WHAT IS ASKED >> Each entry below is to be duplicated verbatim.
---- RECORDS SHOWN
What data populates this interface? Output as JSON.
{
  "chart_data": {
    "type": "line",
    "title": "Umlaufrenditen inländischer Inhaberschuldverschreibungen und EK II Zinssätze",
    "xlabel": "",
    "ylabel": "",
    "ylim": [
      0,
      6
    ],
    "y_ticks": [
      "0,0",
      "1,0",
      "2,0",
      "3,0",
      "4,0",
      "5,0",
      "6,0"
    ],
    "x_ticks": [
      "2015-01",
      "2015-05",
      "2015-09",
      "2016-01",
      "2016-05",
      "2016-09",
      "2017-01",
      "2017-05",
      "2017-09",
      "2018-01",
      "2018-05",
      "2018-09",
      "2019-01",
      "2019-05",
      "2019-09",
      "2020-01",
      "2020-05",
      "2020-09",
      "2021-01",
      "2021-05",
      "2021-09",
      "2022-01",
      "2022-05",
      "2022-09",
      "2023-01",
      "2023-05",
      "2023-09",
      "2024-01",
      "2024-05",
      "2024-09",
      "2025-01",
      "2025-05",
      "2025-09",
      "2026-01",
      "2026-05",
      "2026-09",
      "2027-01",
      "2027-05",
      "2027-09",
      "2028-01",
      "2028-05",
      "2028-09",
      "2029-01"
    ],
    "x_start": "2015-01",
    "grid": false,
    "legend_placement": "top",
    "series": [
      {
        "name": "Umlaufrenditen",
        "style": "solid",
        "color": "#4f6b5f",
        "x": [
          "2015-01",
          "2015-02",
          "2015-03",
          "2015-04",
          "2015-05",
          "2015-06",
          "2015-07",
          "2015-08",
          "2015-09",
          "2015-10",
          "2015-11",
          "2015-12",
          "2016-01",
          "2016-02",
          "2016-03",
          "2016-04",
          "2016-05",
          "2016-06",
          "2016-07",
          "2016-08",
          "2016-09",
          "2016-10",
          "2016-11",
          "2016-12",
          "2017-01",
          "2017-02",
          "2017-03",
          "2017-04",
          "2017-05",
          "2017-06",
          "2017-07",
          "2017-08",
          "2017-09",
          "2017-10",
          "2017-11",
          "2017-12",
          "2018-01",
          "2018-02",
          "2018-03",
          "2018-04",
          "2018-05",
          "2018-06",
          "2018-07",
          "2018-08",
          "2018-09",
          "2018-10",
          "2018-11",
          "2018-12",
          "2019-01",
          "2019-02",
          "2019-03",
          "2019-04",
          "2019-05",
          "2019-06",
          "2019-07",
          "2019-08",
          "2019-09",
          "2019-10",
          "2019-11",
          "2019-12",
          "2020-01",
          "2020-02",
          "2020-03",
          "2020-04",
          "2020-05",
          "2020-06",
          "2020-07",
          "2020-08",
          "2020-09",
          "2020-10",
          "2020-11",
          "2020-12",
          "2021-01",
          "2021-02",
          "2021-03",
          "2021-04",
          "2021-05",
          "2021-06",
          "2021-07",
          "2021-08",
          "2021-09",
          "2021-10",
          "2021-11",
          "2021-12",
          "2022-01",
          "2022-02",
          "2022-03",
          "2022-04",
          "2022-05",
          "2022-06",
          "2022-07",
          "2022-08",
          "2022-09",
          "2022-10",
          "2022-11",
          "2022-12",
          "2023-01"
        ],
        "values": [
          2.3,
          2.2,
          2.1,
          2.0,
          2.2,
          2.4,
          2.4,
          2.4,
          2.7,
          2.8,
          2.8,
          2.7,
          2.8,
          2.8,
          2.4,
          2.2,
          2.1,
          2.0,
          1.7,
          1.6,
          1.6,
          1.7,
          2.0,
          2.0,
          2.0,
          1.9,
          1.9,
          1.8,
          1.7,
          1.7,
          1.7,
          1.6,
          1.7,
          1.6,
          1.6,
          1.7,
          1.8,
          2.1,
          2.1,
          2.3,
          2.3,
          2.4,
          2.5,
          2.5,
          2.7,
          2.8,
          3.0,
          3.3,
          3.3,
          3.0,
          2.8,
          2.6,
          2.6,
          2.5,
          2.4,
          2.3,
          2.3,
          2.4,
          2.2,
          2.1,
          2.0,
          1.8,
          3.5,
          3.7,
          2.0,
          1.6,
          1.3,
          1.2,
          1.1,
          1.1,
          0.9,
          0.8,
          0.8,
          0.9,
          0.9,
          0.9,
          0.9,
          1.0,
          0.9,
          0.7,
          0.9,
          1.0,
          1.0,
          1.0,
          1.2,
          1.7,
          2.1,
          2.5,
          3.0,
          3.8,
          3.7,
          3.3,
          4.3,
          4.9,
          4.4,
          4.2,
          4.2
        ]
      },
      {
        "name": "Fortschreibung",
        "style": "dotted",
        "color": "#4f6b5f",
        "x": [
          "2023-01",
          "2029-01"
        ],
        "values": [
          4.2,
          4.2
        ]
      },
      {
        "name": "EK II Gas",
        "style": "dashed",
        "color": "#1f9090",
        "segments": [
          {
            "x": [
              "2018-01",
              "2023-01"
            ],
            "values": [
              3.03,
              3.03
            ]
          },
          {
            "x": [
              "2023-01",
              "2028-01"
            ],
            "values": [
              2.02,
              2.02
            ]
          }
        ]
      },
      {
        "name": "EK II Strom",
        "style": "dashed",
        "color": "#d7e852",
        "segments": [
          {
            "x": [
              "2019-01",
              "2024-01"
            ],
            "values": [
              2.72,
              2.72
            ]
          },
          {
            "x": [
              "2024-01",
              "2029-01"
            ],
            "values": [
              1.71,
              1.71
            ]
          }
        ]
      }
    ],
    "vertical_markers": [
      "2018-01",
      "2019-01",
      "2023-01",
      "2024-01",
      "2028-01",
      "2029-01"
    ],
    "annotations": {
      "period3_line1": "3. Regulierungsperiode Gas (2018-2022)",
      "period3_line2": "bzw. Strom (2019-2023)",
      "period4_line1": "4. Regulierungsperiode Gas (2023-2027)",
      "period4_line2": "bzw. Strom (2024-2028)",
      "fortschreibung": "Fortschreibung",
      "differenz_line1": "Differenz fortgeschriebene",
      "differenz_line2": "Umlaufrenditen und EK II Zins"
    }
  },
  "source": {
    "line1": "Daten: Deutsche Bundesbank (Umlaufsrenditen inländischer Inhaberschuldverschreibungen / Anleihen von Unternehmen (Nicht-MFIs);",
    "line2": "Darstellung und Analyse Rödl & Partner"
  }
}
--------
IN RESPONSE >>
What data populates this interface? Output as JSON.
{
  "chart_data": {
    "type": "line",
    "title": "Umlaufrenditen inländischer Inhaberschuldverschreibungen und EK II Zinssätze",
    "xlabel": "",
    "ylabel": "",
    "ylim": [
      0,
      6
    ],
    "y_ticks": [
      "0,0",
      "1,0",
      "2,0",
      "3,0",
      "4,0",
      "5,0",
      "6,0"
    ],
    "x_ticks": [
      "2015-01",
      "2015-05",
      "2015-09",
      "2016-01",
      "2016-05",
      "2016-09",
      "2017-01",
      "2017-05",
      "2017-09",
      "2018-01",
      "2018-05",
      "2018-09",
      "2019-01",
      "2019-05",
      "2019-09",
      "2020-01",
      "2020-05",
      "2020-09",
      "2021-01",
      "2021-05",
      "2021-09",
      "2022-01",
      "2022-05",
      "2022-09",
      "2023-01",
      "2023-05",
      "2023-09",
      "2024-01",
      "2024-05",
      "2024-09",
      "2025-01",
      "2025-05",
      "2025-09",
      "2026-01",
      "2026-05",
      "2026-09",
      "2027-01",
      "2027-05",
      "2027-09",
      "2028-01",
      "2028-05",
      "2028-09",
      "2029-01"
    ],
    "x_start": "2015-01",
    "grid": false,
    "legend_placement": "top",
    "series": [
      {
        "name": "Umlaufrenditen",
        "style": "solid",
        "color": "#4f6b5f",
        "x": [
          "2015-01",
          "2015-02",
          "2015-03",
          "2015-04",
          "2015-05",
          "2015-06",
          "2015-07",
          "2015-08",
          "2015-09",
          "2015-10",
          "2015-11",
          "2015-12",
          "2016-01",
          "2016-02",
          "2016-03",
          "2016-04",
          "2016-05",
          "2016-06",
          "2016-07",
          "2016-08",
          "2016-09",
          "2016-10",
          "2016-11",
          "2016-12",
          "2017-01",
          "2017-02",
          "2017-03",
          "2017-04",
          "2017-05",
          "2017-06",
          "2017-07",
          "2017-08",
          "2017-09",
          "2017-10",
          "2017-11",
          "2017-12",
          "2018-01",
          "2018-02",
          "2018-03",
          "2018-04",
          "2018-05",
          "2018-06",
          "2018-07",
          "2018-08",
          "2018-09",
          "2018-10",
          "2018-11",
          "2018-12",
          "2019-01",
          "2019-02",
          "2019-03",
          "2019-04",
          "2019-05",
          "2019-06",
          "2019-07",
          "2019-08",
          "2019-09",
          "2019-10",
          "2019-11",
          "2019-12",
          "2020-01",
          "2020-02",
          "2020-03",
          "2020-04",
          "2020-05",
          "2020-06",
          "2020-07",
          "2020-08",
          "2020-09",
          "2020-10",
          "2020-11",
          "2020-12",
          "2021-01",
          "2021-02",
          "2021-03",
          "2021-04",
          "2021-05",
          "2021-06",
          "2021-07",
          "2021-08",
          "2021-09",
          "2021-10",
          "2021-11",
          "2021-12",
          "2022-01",
          "2022-02",
          "2022-03",
          "2022-04",
          "2022-05",
          "2022-06",
          "2022-07",
          "2022-08",
          "2022-09",
          "2022-10",
          "2022-11",
          "2022-12",
          "2023-01"
        ],
        "values": [
          2.3,
          2.2,
          2.1,
          2.0,
          2.2,
          2.4,
          2.4,
          2.4,
          2.7,
          2.8,
          2.8,
          2.7,
          2.8,
          2.8,
          2.4,
          2.2,
          2.1,
          2.0,
          1.7,
          1.6,
          1.6,
          1.7,
          2.0,
          2.0,
          2.0,
          1.9,
          1.9,
          1.8,
          1.7,
          1.7,
          1.7,
          1.6,
          1.7,
          1.6,
          1.6,
          1.7,
          1.8,
          2.1,
          2.1,
          2.3,
          2.3,
          2.4,
          2.5,
          2.5,
          2.7,
          2.8,
          3.0,
          3.3,
          3.3,
          3.0,
          2.8,
          2.6,
          2.6,
          2.5,
          2.4,
          2.3,
          2.3,
          2.4,
          2.2,
          2.1,
          2.0,
          1.8,
          3.5,
          3.7,
          2.0,
          1.6,
          1.3,
          1.2,
          1.1,
          1.1,
          0.9,
          0.8,
          0.8,
          0.9,
          0.9,
          0.9,
          0.9,
          1.0,
          0.9,
          0.7,
          0.9,
          1.0,
          1.0,
          1.0,
          1.2,
          1.7,
          2.1,
          2.5,
          3.0,
          3.8,
          3.7,
          3.3,
          4.3,
          4.9,
          4.4,
          4.2,
          4.2
        ]
      },
      {
        "name": "Fortschreibung",
        "style": "dotted",
        "color": "#4f6b5f",
        "x": [
          "2023-01",
          "2029-01"
        ],
        "values": [
          4.2,
          4.2
        ]
      },
      {
        "name": "EK II Gas",
        "style": "dashed",
        "color": "#1f9090",
        "segments": [
          {
            "x": [
              "2018-01",
              "2023-01"
            ],
            "values": [
              3.03,
              3.03
            ]
          },
          {
            "x": [
              "2023-01",
              "2028-01"
            ],
            "values": [
              2.02,
              2.02
            ]
          }
        ]
      },
      {
        "name": "EK II Strom",
        "style": "dashed",
        "color": "#d7e852",
        "segments": [
          {
            "x": [
              "2019-01",
              "2024-01"
            ],
            "values": [
              2.72,
              2.72
            ]
          },
          {
            "x": [
              "2024-01",
              "2029-01"
            ],
            "values": [
              1.71,
              1.71
            ]
          }
        ]
      }
    ],
    "vertical_markers": [
      "2018-01",
      "2019-01",
      "2023-01",
      "2024-01",
      "2028-01",
      "2029-01"
    ],
    "annotations": {
      "period3_line1": "3. Regulierungsperiode Gas (2018-2022)",
      "period3_line2": "bzw. Strom (2019-2023)",
      "period4_line1": "4. Regulierungsperiode Gas (2023-2027)",
      "period4_line2": "bzw. Strom (2024-2028)",
      "fortschreibung": "Fortschreibung",
      "differenz_line1": "Differenz fortgeschriebene",
      "differenz_line2": "Umlaufrenditen und EK II Zins"
    }
  },
  "source": {
    "line1": "Daten: Deutsche Bundesbank (Umlaufsrenditen inländischer Inhaberschuldverschreibungen / Anleihen von Unternehmen (Nicht-MFIs);",
    "line2": "Darstellung und Analyse Rödl & Partner"
  }
}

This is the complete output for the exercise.